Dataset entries
# # # # # # #

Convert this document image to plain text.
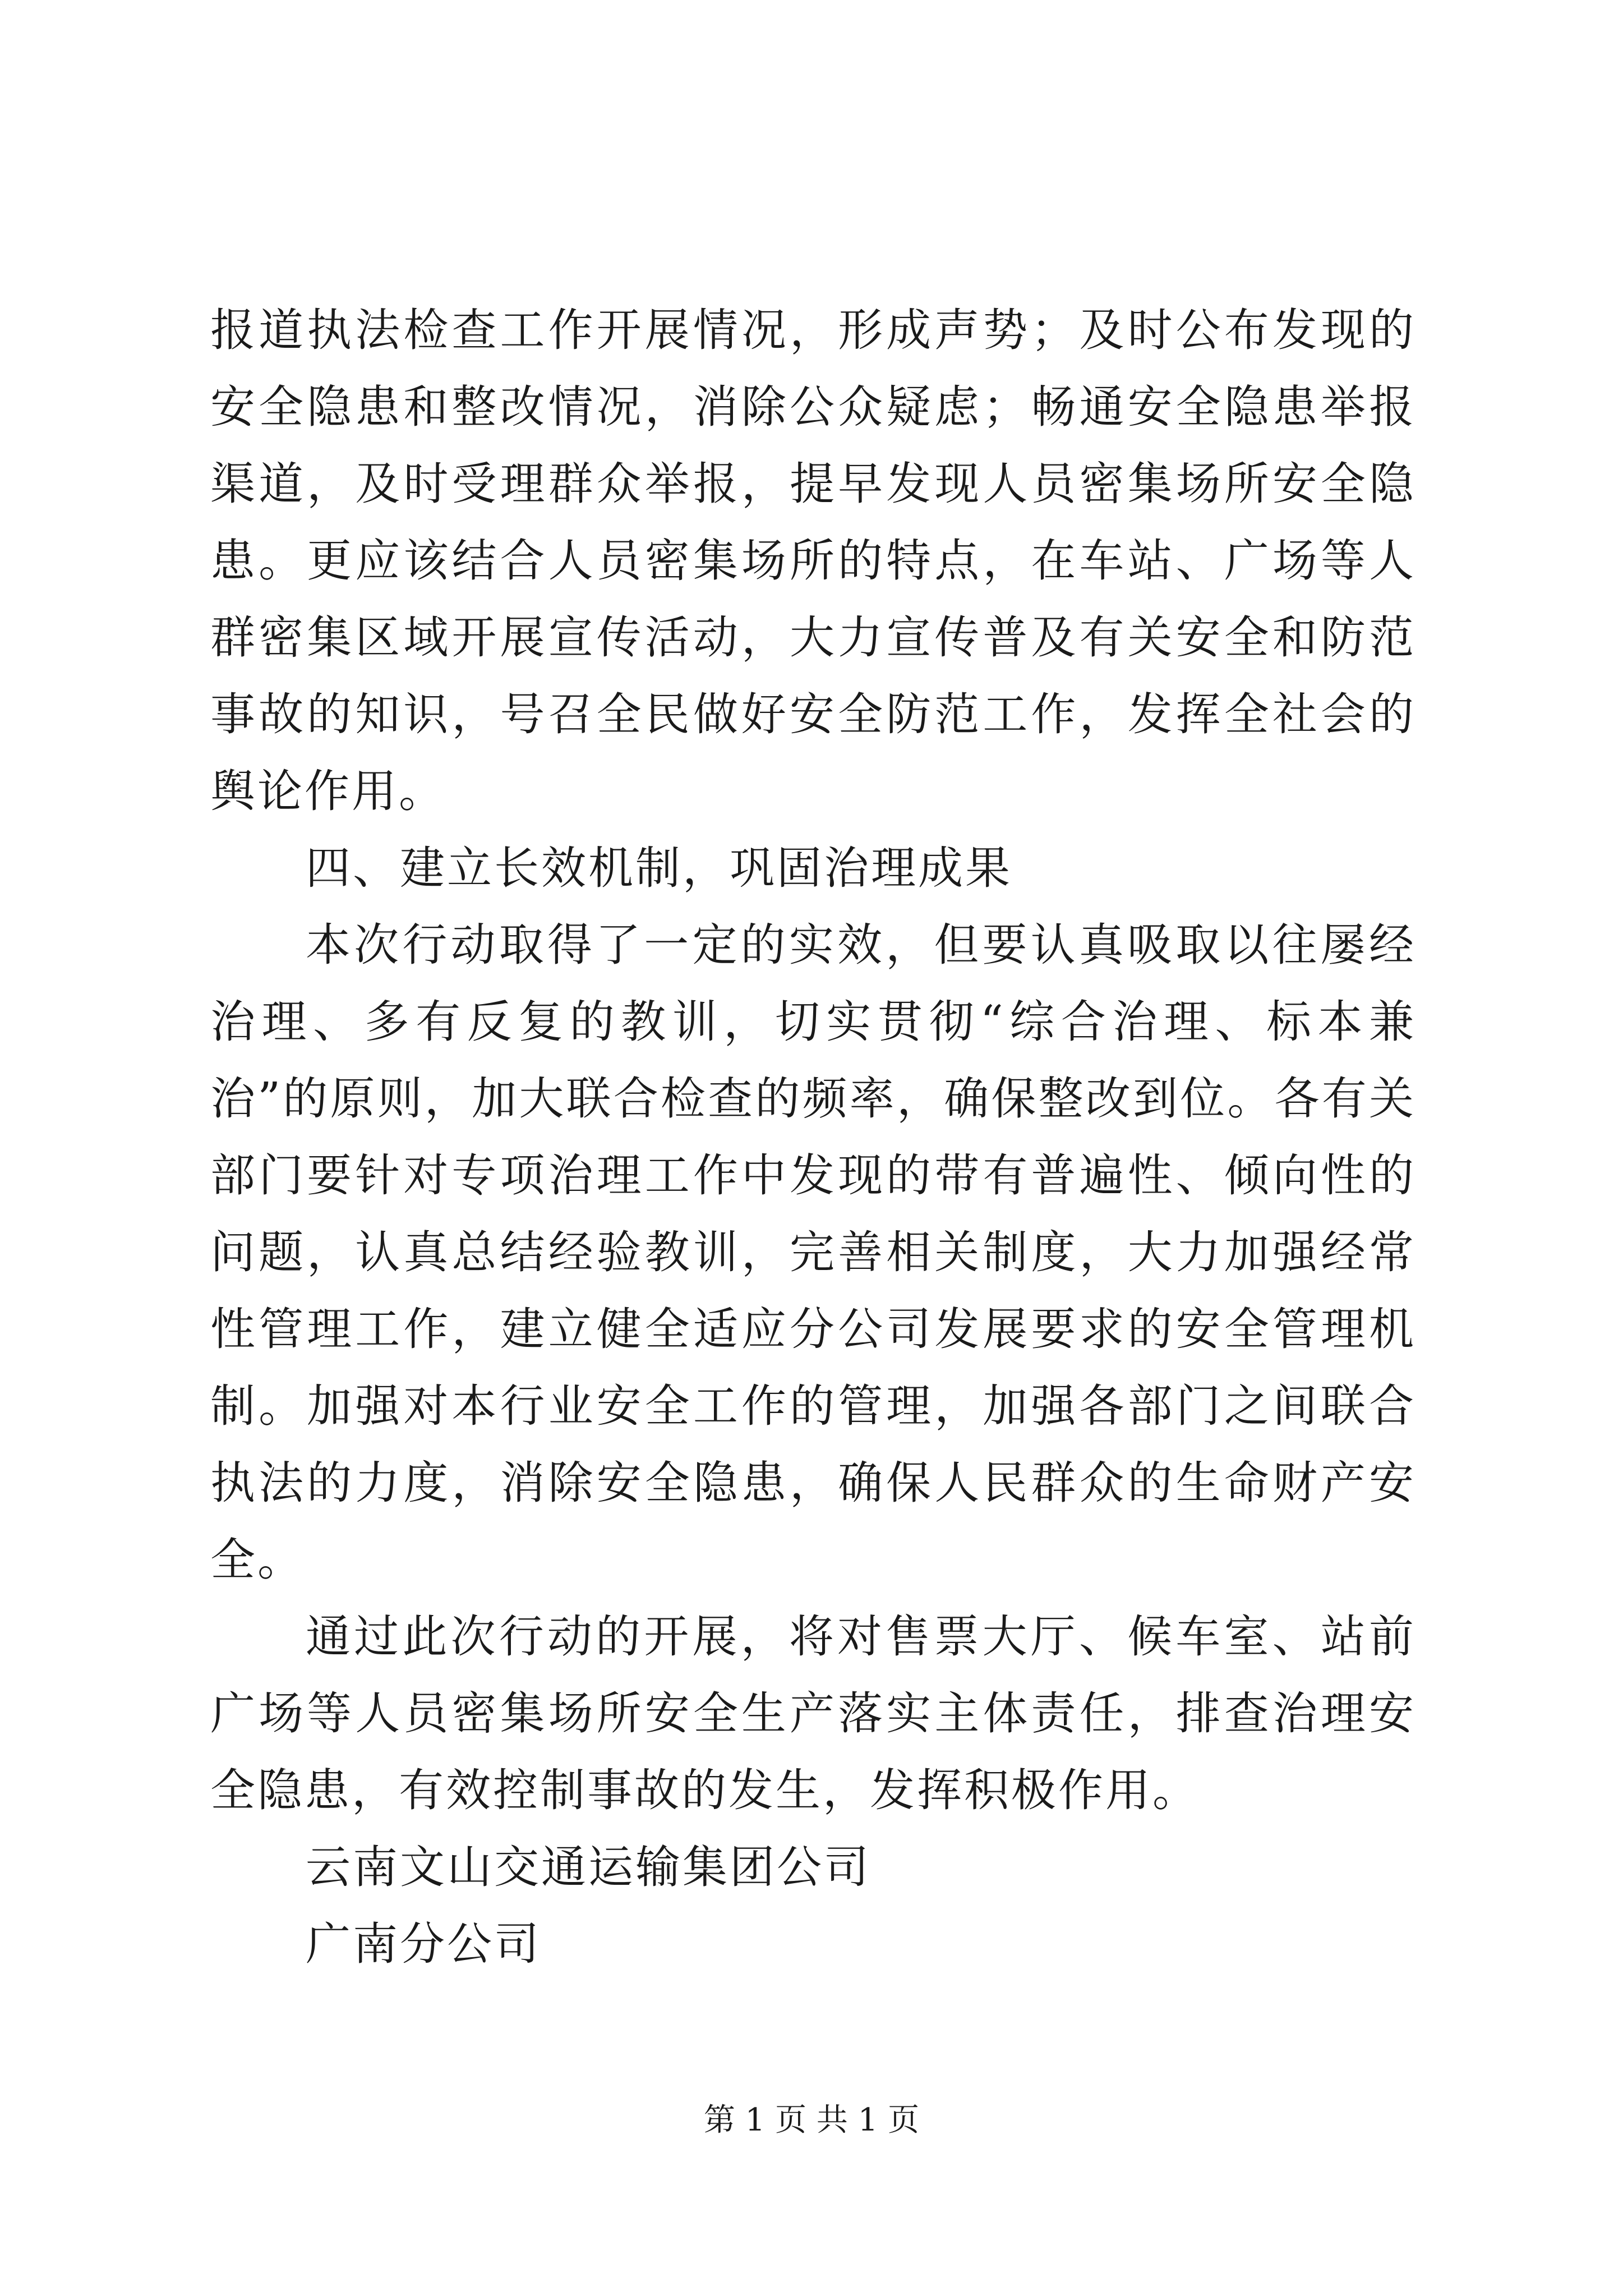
报道执法检查工作开展情况，形成声势；及时公布发现的安全隐患和整改情况，消除公众疑虑；畅通安全隐患举报渠道，及时受理群众举报，提早发现人员密集场所安全隐患。更应该结合人员密集场所的特点，在车站、广场等人群密集区域开展宣传活动，大力宣传普及有关安全和防范事故的知识，号召全民做好安全防范工作，发挥全社会的舆论作用。

四、建立长效机制，巩固治理成果

本次行动取得了一定的实效，但要认真吸取以往屡经治理、多有反复的教训，切实贯彻“综合治理、标本兼治”的原则，加大联合检查的频率，确保整改到位。各有关部门要针对专项治理工作中发现的带有普遍性、倾向性的问题，认真总结经验教训，完善相关制度，大力加强经常性管理工作，建立健全适应分公司发展要求的安全管理机制。加强对本行业安全工作的管理，加强各部门之间联合执法的力度，消除安全隐患，确保人民群众的生命财产安全。

通过此次行动的开展，将对售票大厅、候车室、站前广场等人员密集场所安全生产落实主体责任，排查治理安全隐患，有效控制事故的发生，发挥积极作用。

云南文山交通运输集团公司

广南分公司

第 1 页 共 1 页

# # # # # # #

Give the data above again in full and unchanged, skipping the pictures.

Convert this document image to plain text.
报道执法检查工作开展情况，形成声势；及时公布发现的安全隐患和整改情况，消除公众疑虑；畅通安全隐患举报渠道，及时受理群众举报，提早发现人员密集场所安全隐患。更应该结合人员密集场所的特点，在车站、广场等人群密集区域开展宣传活动，大力宣传普及有关安全和防范事故的知识，号召全民做好安全防范工作，发挥全社会的舆论作用。

四、建立长效机制，巩固治理成果

本次行动取得了一定的实效，但要认真吸取以往屡经治理、多有反复的教训，切实贯彻“综合治理、标本兼治”的原则，加大联合检查的频率，确保整改到位。各有关部门要针对专项治理工作中发现的带有普遍性、倾向性的问题，认真总结经验教训，完善相关制度，大力加强经常性管理工作，建立健全适应分公司发展要求的安全管理机制。加强对本行业安全工作的管理，加强各部门之间联合执法的力度，消除安全隐患，确保人民群众的生命财产安全。

通过此次行动的开展，将对售票大厅、候车室、站前广场等人员密集场所安全生产落实主体责任，排查治理安全隐患，有效控制事故的发生，发挥积极作用。

云南文山交通运输集团公司

广南分公司

第 1 页 共 1 页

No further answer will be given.